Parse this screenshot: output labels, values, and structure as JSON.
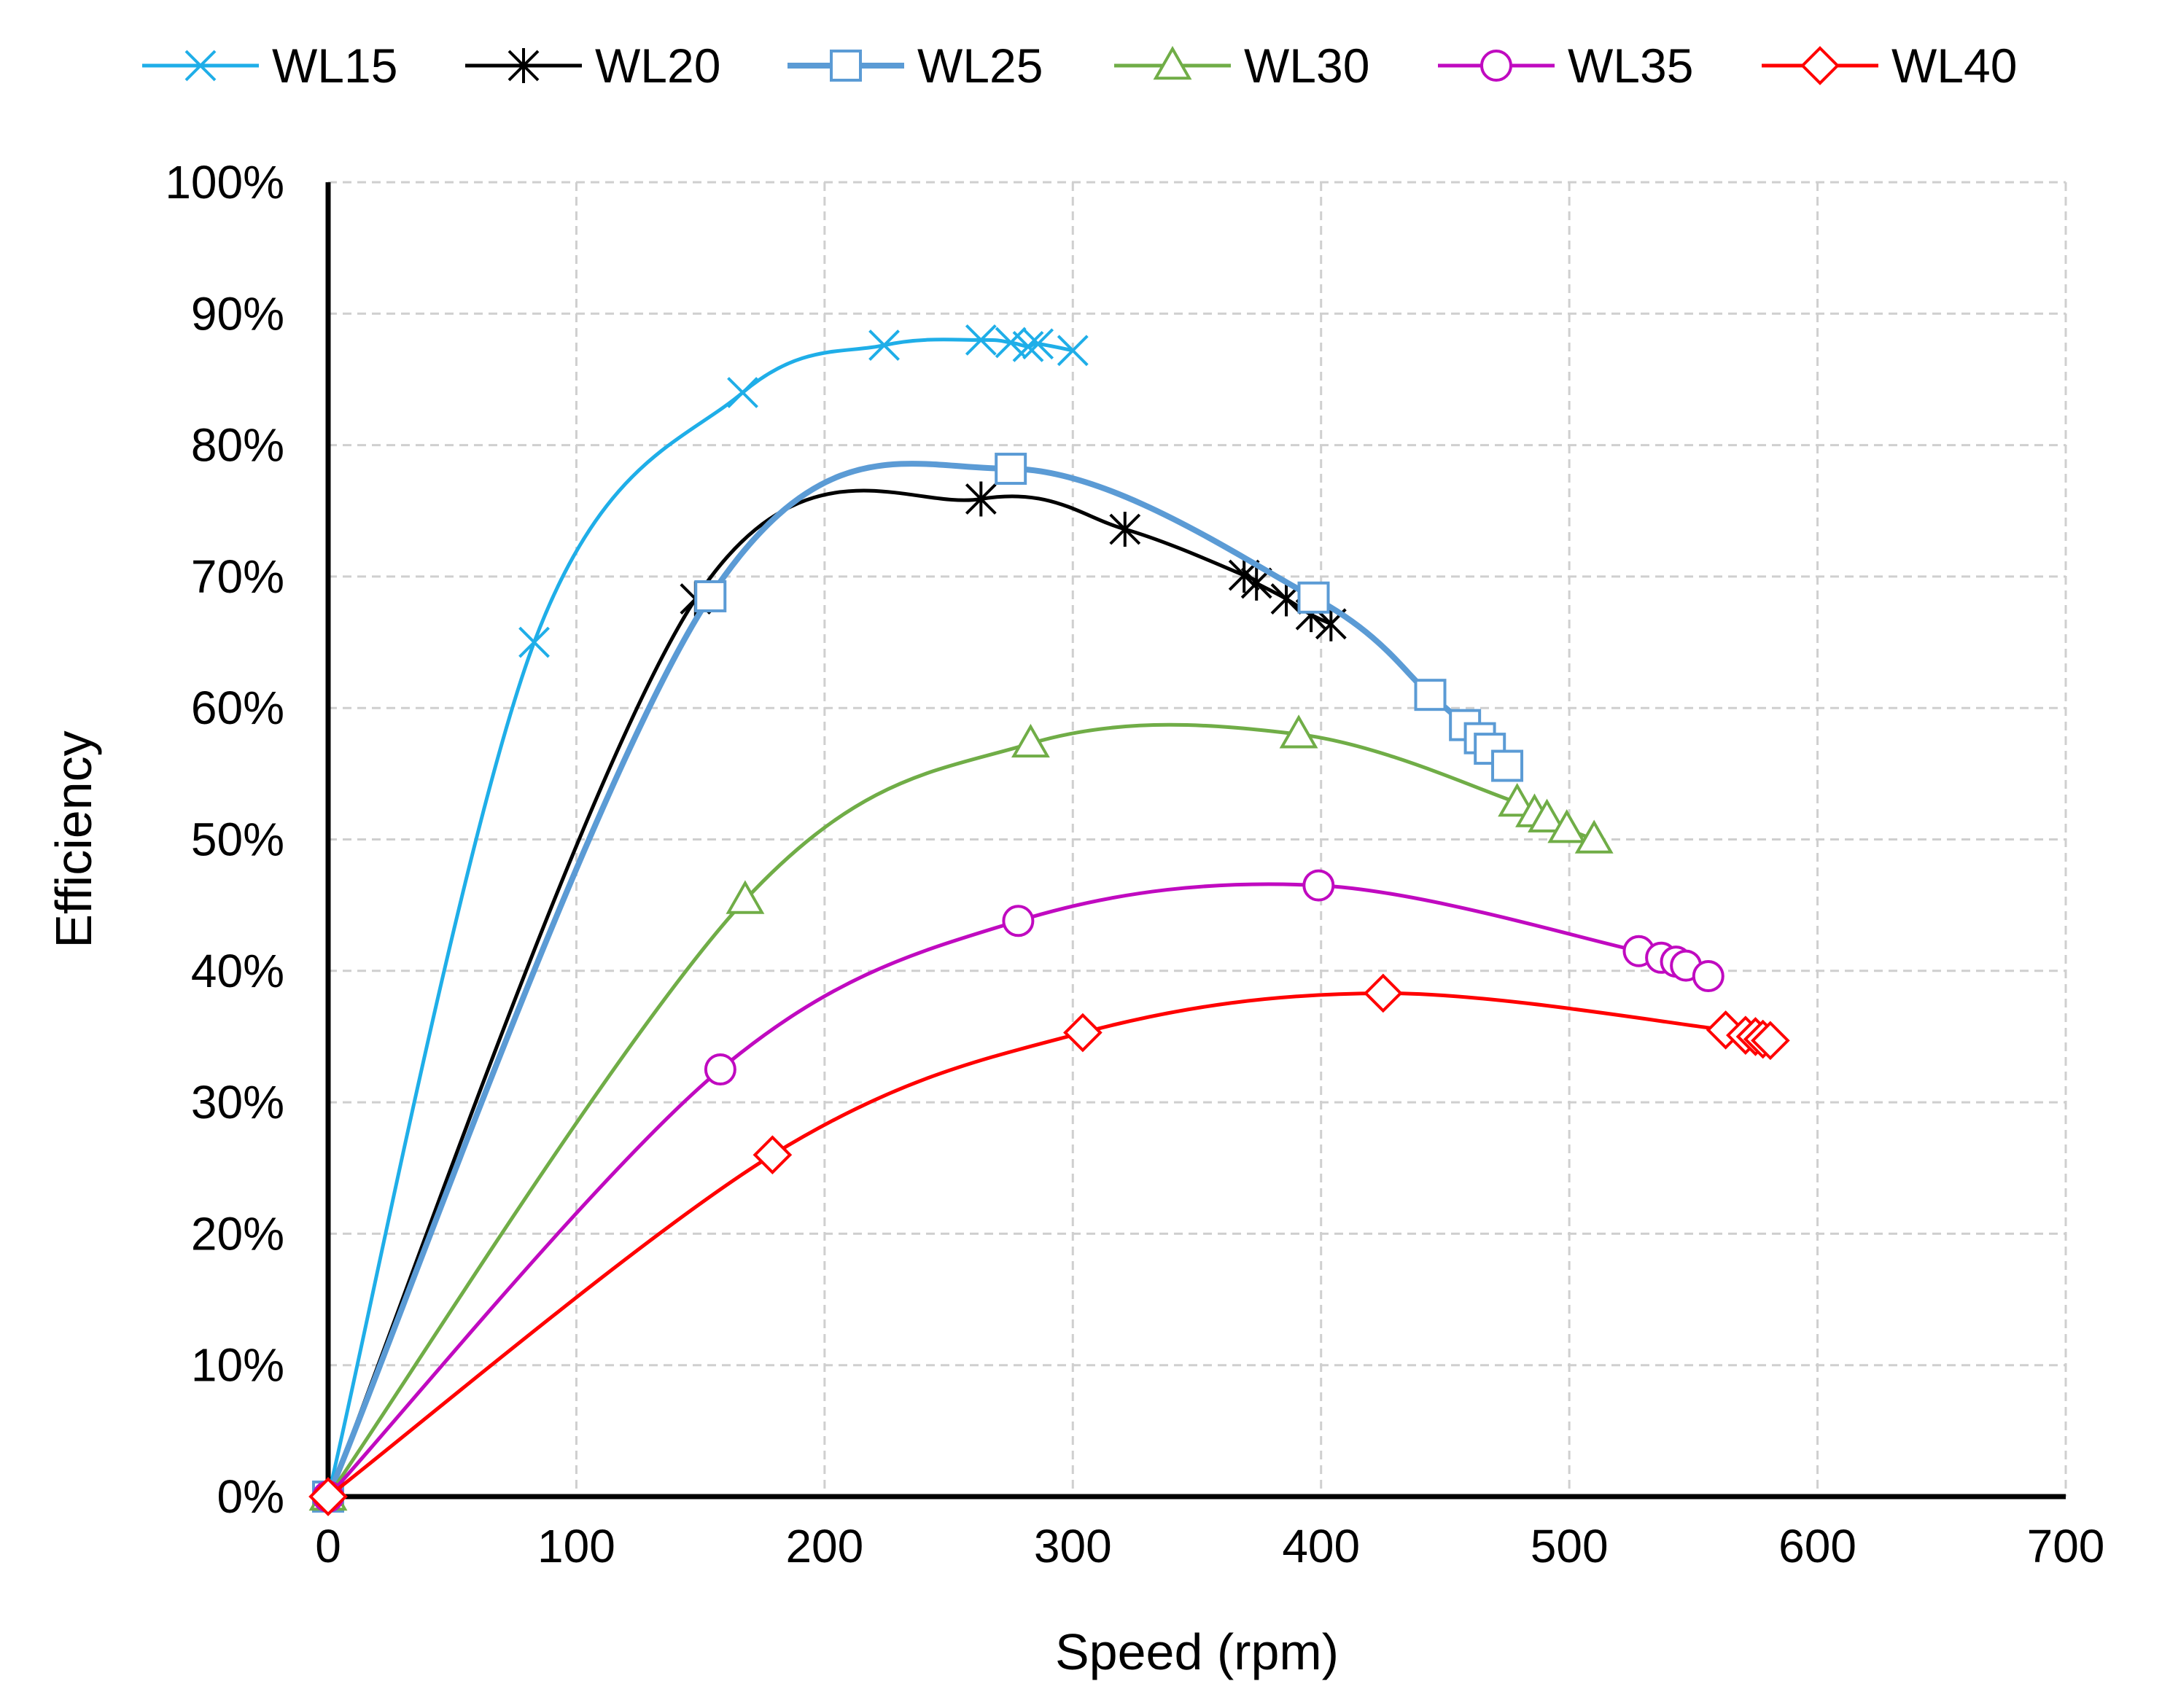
{
  "chart_data": {
    "type": "line",
    "title": "",
    "xlabel": "Speed (rpm)",
    "ylabel": "Efficiency",
    "xlim": [
      0,
      700
    ],
    "ylim": [
      0,
      1
    ],
    "x_ticks": [
      "0",
      "100",
      "200",
      "300",
      "400",
      "500",
      "600",
      "700"
    ],
    "y_ticks": [
      "0%",
      "10%",
      "20%",
      "30%",
      "40%",
      "50%",
      "60%",
      "70%",
      "80%",
      "90%",
      "100%"
    ],
    "grid": true,
    "legend_position": "top",
    "series": [
      {
        "name": "WL15",
        "color": "#1FAEE8",
        "marker": "x",
        "points": [
          [
            0,
            0
          ],
          [
            83,
            0.65
          ],
          [
            167,
            0.84
          ],
          [
            224,
            0.876
          ],
          [
            263,
            0.88
          ],
          [
            275,
            0.878
          ],
          [
            282,
            0.875
          ],
          [
            286,
            0.877
          ],
          [
            300,
            0.872
          ]
        ]
      },
      {
        "name": "WL20",
        "color": "#000000",
        "marker": "star",
        "points": [
          [
            0,
            0
          ],
          [
            148,
            0.683
          ],
          [
            263,
            0.759
          ],
          [
            321,
            0.736
          ],
          [
            369,
            0.701
          ],
          [
            374,
            0.695
          ],
          [
            386,
            0.683
          ],
          [
            396,
            0.671
          ],
          [
            404,
            0.664
          ]
        ]
      },
      {
        "name": "WL25",
        "color": "#5B9BD5",
        "marker": "square",
        "points": [
          [
            0,
            0
          ],
          [
            154,
            0.685
          ],
          [
            275,
            0.782
          ],
          [
            397,
            0.684
          ],
          [
            444,
            0.61
          ],
          [
            458,
            0.587
          ],
          [
            464,
            0.577
          ],
          [
            468,
            0.569
          ],
          [
            475,
            0.556
          ]
        ]
      },
      {
        "name": "WL30",
        "color": "#70AD47",
        "marker": "triangle",
        "points": [
          [
            0,
            0
          ],
          [
            168,
            0.454
          ],
          [
            283,
            0.573
          ],
          [
            391,
            0.58
          ],
          [
            479,
            0.528
          ],
          [
            486,
            0.52
          ],
          [
            491,
            0.516
          ],
          [
            499,
            0.508
          ],
          [
            510,
            0.5
          ]
        ]
      },
      {
        "name": "WL35",
        "color": "#C00AC0",
        "marker": "circle",
        "points": [
          [
            0,
            0
          ],
          [
            158,
            0.325
          ],
          [
            278,
            0.438
          ],
          [
            399,
            0.465
          ],
          [
            528,
            0.415
          ],
          [
            537,
            0.41
          ],
          [
            543,
            0.407
          ],
          [
            547,
            0.404
          ],
          [
            556,
            0.396
          ]
        ]
      },
      {
        "name": "WL40",
        "color": "#FF0000",
        "marker": "diamond",
        "points": [
          [
            0,
            0
          ],
          [
            179,
            0.26
          ],
          [
            304,
            0.353
          ],
          [
            425,
            0.383
          ],
          [
            563,
            0.355
          ],
          [
            571,
            0.351
          ],
          [
            575,
            0.35
          ],
          [
            578,
            0.348
          ],
          [
            581,
            0.347
          ]
        ]
      }
    ]
  }
}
──────────────────────────────
▸ **What to produce**:
Find out how many lines in the listing contain the string "color". Give the number alone.

▸ **Output for this exercise**:
6